**Exercise requirements**
Output all records precisely as written.

**** Task inputs

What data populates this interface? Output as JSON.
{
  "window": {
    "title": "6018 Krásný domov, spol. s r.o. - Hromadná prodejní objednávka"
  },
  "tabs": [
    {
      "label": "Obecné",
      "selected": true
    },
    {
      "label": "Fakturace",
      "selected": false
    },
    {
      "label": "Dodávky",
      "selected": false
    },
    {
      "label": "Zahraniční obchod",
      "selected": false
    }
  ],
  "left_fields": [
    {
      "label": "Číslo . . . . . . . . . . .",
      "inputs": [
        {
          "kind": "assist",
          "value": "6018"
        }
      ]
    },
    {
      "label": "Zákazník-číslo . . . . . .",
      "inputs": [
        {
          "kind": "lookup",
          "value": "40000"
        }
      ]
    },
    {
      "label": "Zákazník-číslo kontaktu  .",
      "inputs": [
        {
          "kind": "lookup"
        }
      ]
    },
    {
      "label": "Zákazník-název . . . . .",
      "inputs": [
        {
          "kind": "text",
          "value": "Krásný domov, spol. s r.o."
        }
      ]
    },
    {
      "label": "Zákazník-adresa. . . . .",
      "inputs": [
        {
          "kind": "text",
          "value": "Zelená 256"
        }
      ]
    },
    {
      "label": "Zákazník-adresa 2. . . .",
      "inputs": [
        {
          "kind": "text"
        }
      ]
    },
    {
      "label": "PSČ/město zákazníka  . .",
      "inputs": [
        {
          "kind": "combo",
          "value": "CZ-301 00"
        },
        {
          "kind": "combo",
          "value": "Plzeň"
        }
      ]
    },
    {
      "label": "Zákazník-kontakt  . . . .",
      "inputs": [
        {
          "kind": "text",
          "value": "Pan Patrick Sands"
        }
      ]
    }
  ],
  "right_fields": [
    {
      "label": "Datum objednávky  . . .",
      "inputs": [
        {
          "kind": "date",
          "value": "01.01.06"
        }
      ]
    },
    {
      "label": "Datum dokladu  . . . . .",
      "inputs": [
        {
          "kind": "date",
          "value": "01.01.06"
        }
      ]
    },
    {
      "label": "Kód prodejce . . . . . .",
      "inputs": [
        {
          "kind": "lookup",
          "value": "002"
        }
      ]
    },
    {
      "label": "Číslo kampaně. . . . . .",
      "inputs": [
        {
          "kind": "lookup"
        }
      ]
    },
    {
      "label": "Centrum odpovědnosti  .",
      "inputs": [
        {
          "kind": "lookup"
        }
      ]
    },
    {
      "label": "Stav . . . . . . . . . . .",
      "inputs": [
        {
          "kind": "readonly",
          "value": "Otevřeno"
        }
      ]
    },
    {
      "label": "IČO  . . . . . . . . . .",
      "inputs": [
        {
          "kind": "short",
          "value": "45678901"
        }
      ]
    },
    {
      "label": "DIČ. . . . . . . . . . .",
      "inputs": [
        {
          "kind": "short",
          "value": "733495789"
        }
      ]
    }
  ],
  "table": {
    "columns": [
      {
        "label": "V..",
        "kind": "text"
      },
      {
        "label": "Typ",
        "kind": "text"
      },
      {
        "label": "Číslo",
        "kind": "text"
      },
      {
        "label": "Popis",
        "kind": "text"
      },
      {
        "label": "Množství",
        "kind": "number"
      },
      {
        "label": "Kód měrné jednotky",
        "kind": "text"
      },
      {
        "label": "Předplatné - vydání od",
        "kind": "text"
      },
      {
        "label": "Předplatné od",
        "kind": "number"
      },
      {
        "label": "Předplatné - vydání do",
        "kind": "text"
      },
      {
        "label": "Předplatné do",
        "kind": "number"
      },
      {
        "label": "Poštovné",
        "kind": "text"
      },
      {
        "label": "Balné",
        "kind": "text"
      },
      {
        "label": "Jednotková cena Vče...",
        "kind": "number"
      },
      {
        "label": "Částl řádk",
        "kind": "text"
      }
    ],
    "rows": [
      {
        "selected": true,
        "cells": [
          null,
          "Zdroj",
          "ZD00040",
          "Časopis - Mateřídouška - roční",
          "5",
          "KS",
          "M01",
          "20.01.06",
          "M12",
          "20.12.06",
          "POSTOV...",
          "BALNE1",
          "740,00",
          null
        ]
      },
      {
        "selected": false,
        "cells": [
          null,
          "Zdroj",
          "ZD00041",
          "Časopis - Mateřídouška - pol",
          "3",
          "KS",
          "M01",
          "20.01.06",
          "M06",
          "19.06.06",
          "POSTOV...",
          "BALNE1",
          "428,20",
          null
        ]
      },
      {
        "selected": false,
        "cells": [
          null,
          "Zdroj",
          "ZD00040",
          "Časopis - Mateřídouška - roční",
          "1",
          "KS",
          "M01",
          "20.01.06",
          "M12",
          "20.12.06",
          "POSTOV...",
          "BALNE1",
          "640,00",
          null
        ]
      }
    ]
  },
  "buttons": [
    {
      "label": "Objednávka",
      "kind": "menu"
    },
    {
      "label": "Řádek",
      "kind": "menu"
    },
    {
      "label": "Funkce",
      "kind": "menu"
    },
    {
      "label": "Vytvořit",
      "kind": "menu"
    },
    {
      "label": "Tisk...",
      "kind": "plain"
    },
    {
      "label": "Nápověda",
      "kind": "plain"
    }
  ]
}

********

**Exercise solution**
What data populates this interface? Output as JSON.
{
  "window": {
    "title": "6018 Krásný domov, spol. s r.o. - Hromadná prodejní objednávka"
  },
  "tabs": [
    {
      "label": "Obecné",
      "selected": true
    },
    {
      "label": "Fakturace",
      "selected": false
    },
    {
      "label": "Dodávky",
      "selected": false
    },
    {
      "label": "Zahraniční obchod",
      "selected": false
    }
  ],
  "left_fields": [
    {
      "label": "Číslo . . . . . . . . . . .",
      "inputs": [
        {
          "kind": "assist",
          "value": "6018"
        }
      ]
    },
    {
      "label": "Zákazník-číslo . . . . . .",
      "inputs": [
        {
          "kind": "lookup",
          "value": "40000"
        }
      ]
    },
    {
      "label": "Zákazník-číslo kontaktu  .",
      "inputs": [
        {
          "kind": "lookup"
        }
      ]
    },
    {
      "label": "Zákazník-název . . . . .",
      "inputs": [
        {
          "kind": "text",
          "value": "Krásný domov, spol. s r.o."
        }
      ]
    },
    {
      "label": "Zákazník-adresa. . . . .",
      "inputs": [
        {
          "kind": "text",
          "value": "Zelená 256"
        }
      ]
    },
    {
      "label": "Zákazník-adresa 2. . . .",
      "inputs": [
        {
          "kind": "text"
        }
      ]
    },
    {
      "label": "PSČ/město zákazníka  . .",
      "inputs": [
        {
          "kind": "combo",
          "value": "CZ-301 00"
        },
        {
          "kind": "combo",
          "value": "Plzeň"
        }
      ]
    },
    {
      "label": "Zákazník-kontakt  . . . .",
      "inputs": [
        {
          "kind": "text",
          "value": "Pan Patrick Sands"
        }
      ]
    }
  ],
  "right_fields": [
    {
      "label": "Datum objednávky  . . .",
      "inputs": [
        {
          "kind": "date",
          "value": "01.01.06"
        }
      ]
    },
    {
      "label": "Datum dokladu  . . . . .",
      "inputs": [
        {
          "kind": "date",
          "value": "01.01.06"
        }
      ]
    },
    {
      "label": "Kód prodejce . . . . . .",
      "inputs": [
        {
          "kind": "lookup",
          "value": "002"
        }
      ]
    },
    {
      "label": "Číslo kampaně. . . . . .",
      "inputs": [
        {
          "kind": "lookup"
        }
      ]
    },
    {
      "label": "Centrum odpovědnosti  .",
      "inputs": [
        {
          "kind": "lookup"
        }
      ]
    },
    {
      "label": "Stav . . . . . . . . . . .",
      "inputs": [
        {
          "kind": "readonly",
          "value": "Otevřeno"
        }
      ]
    },
    {
      "label": "IČO  . . . . . . . . . .",
      "inputs": [
        {
          "kind": "short",
          "value": "45678901"
        }
      ]
    },
    {
      "label": "DIČ. . . . . . . . . . .",
      "inputs": [
        {
          "kind": "short",
          "value": "733495789"
        }
      ]
    }
  ],
  "table": {
    "columns": [
      {
        "label": "V..",
        "kind": "text"
      },
      {
        "label": "Typ",
        "kind": "text"
      },
      {
        "label": "Číslo",
        "kind": "text"
      },
      {
        "label": "Popis",
        "kind": "text"
      },
      {
        "label": "Množství",
        "kind": "number"
      },
      {
        "label": "Kód měrné jednotky",
        "kind": "text"
      },
      {
        "label": "Předplatné - vydání od",
        "kind": "text"
      },
      {
        "label": "Předplatné od",
        "kind": "number"
      },
      {
        "label": "Předplatné - vydání do",
        "kind": "text"
      },
      {
        "label": "Předplatné do",
        "kind": "number"
      },
      {
        "label": "Poštovné",
        "kind": "text"
      },
      {
        "label": "Balné",
        "kind": "text"
      },
      {
        "label": "Jednotková cena Vče...",
        "kind": "number"
      },
      {
        "label": "Částl řádk",
        "kind": "text"
      }
    ],
    "rows": [
      {
        "selected": true,
        "cells": [
          null,
          "Zdroj",
          "ZD00040",
          "Časopis - Mateřídouška - roční",
          "5",
          "KS",
          "M01",
          "20.01.06",
          "M12",
          "20.12.06",
          "POSTOV...",
          "BALNE1",
          "740,00",
          null
        ]
      },
      {
        "selected": false,
        "cells": [
          null,
          "Zdroj",
          "ZD00041",
          "Časopis - Mateřídouška - pol",
          "3",
          "KS",
          "M01",
          "20.01.06",
          "M06",
          "19.06.06",
          "POSTOV...",
          "BALNE1",
          "428,20",
          null
        ]
      },
      {
        "selected": false,
        "cells": [
          null,
          "Zdroj",
          "ZD00040",
          "Časopis - Mateřídouška - roční",
          "1",
          "KS",
          "M01",
          "20.01.06",
          "M12",
          "20.12.06",
          "POSTOV...",
          "BALNE1",
          "640,00",
          null
        ]
      }
    ]
  },
  "buttons": [
    {
      "label": "Objednávka",
      "kind": "menu"
    },
    {
      "label": "Řádek",
      "kind": "menu"
    },
    {
      "label": "Funkce",
      "kind": "menu"
    },
    {
      "label": "Vytvořit",
      "kind": "menu"
    },
    {
      "label": "Tisk...",
      "kind": "plain"
    },
    {
      "label": "Nápověda",
      "kind": "plain"
    }
  ]
}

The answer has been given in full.